____ TASK INPUTS

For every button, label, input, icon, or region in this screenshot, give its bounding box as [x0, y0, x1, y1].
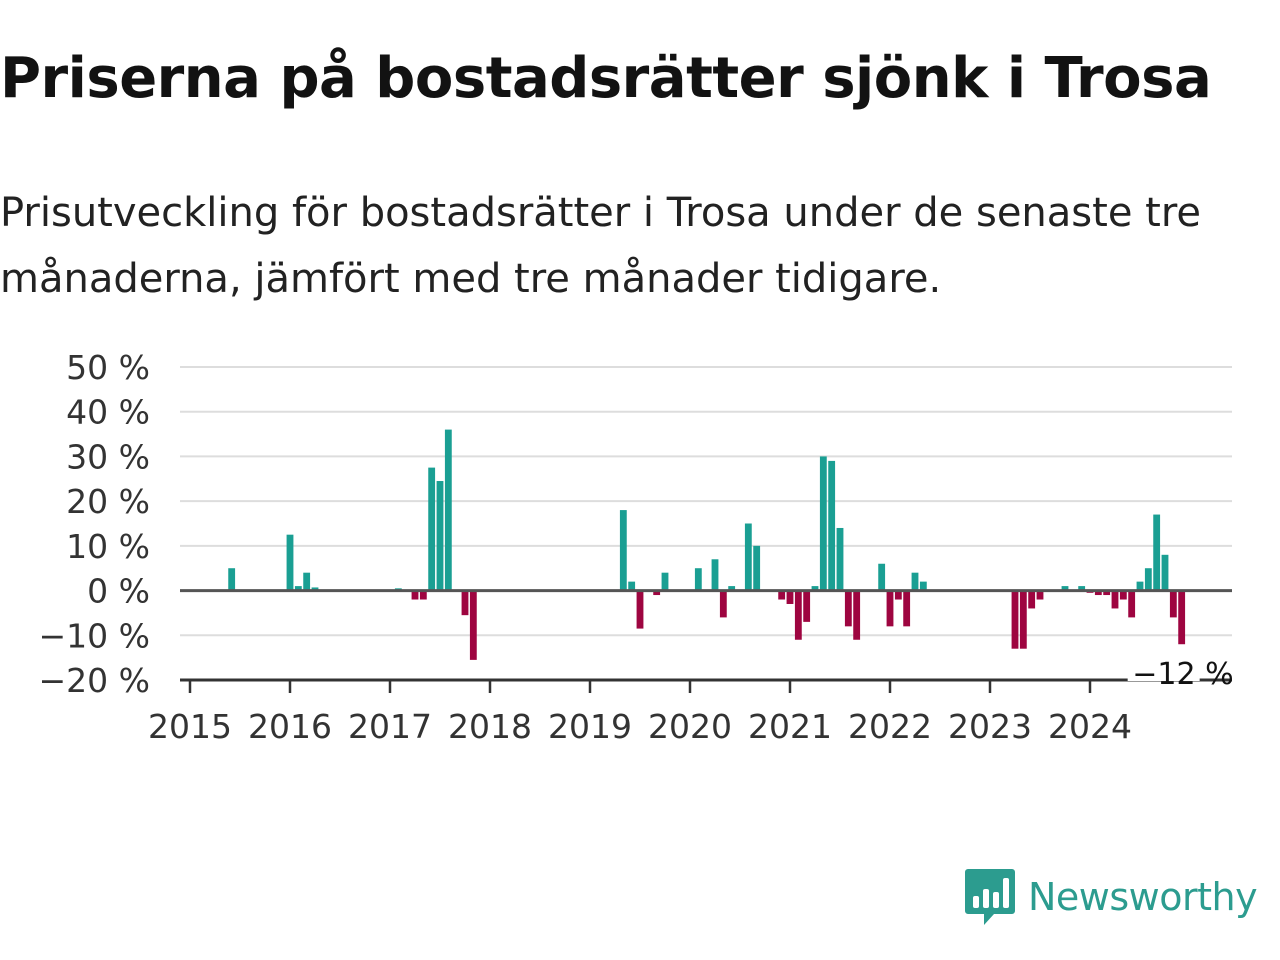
bar [303, 572, 311, 591]
bar [828, 460, 836, 591]
y-axis-labels: 50 % 40 % 30 % 20 % 10 % 0 % −10 % −20 % [39, 348, 151, 700]
bar [1036, 590, 1044, 600]
bar [803, 590, 811, 622]
bar [469, 590, 477, 660]
x-tick-label: 2017 [348, 707, 432, 746]
bar [444, 429, 452, 591]
bar [1119, 590, 1127, 600]
x-tick-label: 2022 [848, 707, 932, 746]
bar [794, 590, 802, 640]
bar [436, 481, 444, 591]
bar [661, 572, 669, 591]
x-tick-label: 2019 [548, 707, 632, 746]
bar [728, 586, 736, 591]
bar [1136, 581, 1144, 591]
x-tick-label: 2015 [148, 707, 232, 746]
y-tick-label: −10 % [39, 616, 151, 655]
bar [778, 590, 786, 600]
bar [819, 456, 827, 591]
x-axis-labels: 2015 2016 2017 2018 2019 2020 2021 2022 2023 2024 [148, 707, 1132, 746]
bar [1178, 590, 1186, 645]
bar [619, 510, 627, 591]
end-value-label: −12 % [1132, 657, 1233, 692]
bar [628, 581, 636, 591]
y-tick-label: 20 % [66, 482, 150, 521]
bar [711, 559, 719, 591]
x-tick-label: 2023 [948, 707, 1032, 746]
annotations: −12 % [1127, 657, 1234, 692]
bar [428, 467, 436, 591]
bar [1169, 590, 1177, 618]
bar [294, 586, 302, 591]
bars [228, 429, 1186, 660]
bar [719, 590, 727, 618]
y-tick-label: −20 % [39, 661, 151, 700]
bar [419, 590, 427, 600]
bar [836, 527, 844, 591]
bar [1011, 590, 1019, 649]
bar [311, 587, 319, 591]
axes [180, 589, 1232, 693]
x-tick-label: 2020 [648, 707, 732, 746]
y-tick-label: 0 % [87, 572, 150, 611]
bar [1128, 590, 1136, 618]
bar [1153, 514, 1161, 591]
bar [228, 568, 236, 591]
y-tick-label: 40 % [66, 393, 150, 432]
bar [878, 563, 886, 591]
bar [786, 590, 794, 604]
y-tick-label: 30 % [66, 437, 150, 476]
bar [844, 590, 852, 627]
bar [411, 590, 419, 600]
bar [286, 534, 294, 591]
bar [894, 590, 902, 600]
y-tick-label: 10 % [66, 527, 150, 566]
x-tick-label: 2024 [1048, 707, 1132, 746]
bar [694, 568, 702, 591]
bar [1161, 554, 1169, 591]
newsworthy-logo-icon [965, 869, 1015, 925]
bar [461, 590, 469, 616]
bar [886, 590, 894, 627]
bar [919, 581, 927, 591]
bar [853, 590, 861, 640]
bar [1028, 590, 1036, 609]
bar [911, 572, 919, 591]
bar [1061, 586, 1069, 591]
bar [1078, 586, 1086, 591]
chart-title: Priserna på bostadsrätter sjönk i Trosa [0, 46, 1212, 111]
chart-subtitle: Prisutveckling för bostadsrätter i Trosa… [0, 190, 1201, 302]
brand-logo: Newsworthy [964, 866, 1258, 928]
bar [1111, 590, 1119, 609]
bar [636, 590, 644, 629]
x-tick-label: 2021 [748, 707, 832, 746]
x-tick-label: 2018 [448, 707, 532, 746]
bar [903, 590, 911, 627]
bar [653, 590, 661, 596]
bar [811, 586, 819, 591]
bar [1094, 590, 1102, 596]
brand-name: Newsworthy [1028, 875, 1258, 919]
bar [1103, 590, 1111, 596]
x-tick-label: 2016 [248, 707, 332, 746]
bar [1019, 590, 1027, 649]
bar [1144, 568, 1152, 591]
bar [744, 523, 752, 591]
bar [753, 545, 761, 591]
y-tick-label: 50 % [66, 348, 150, 387]
grid-lines [180, 366, 1232, 637]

________

WORK TO BE COMPLETED - Return the lines starting at the one containing "bar [303, 572, 311, 591]" and ending at the one containing "bar [728, 586, 736, 591]", both included, copied exactly.

RESULT -
bar [303, 572, 311, 591]
bar [828, 460, 836, 591]
y-axis-labels: 50 % 40 % 30 % 20 % 10 % 0 % −10 % −20 % [39, 348, 151, 700]
bar [1036, 590, 1044, 600]
bar [803, 590, 811, 622]
bar [469, 590, 477, 660]
x-tick-label: 2017 [348, 707, 432, 746]
bar [444, 429, 452, 591]
bar [1119, 590, 1127, 600]
x-tick-label: 2022 [848, 707, 932, 746]
bar [794, 590, 802, 640]
bar [436, 481, 444, 591]
bar [661, 572, 669, 591]
x-tick-label: 2019 [548, 707, 632, 746]
bar [728, 586, 736, 591]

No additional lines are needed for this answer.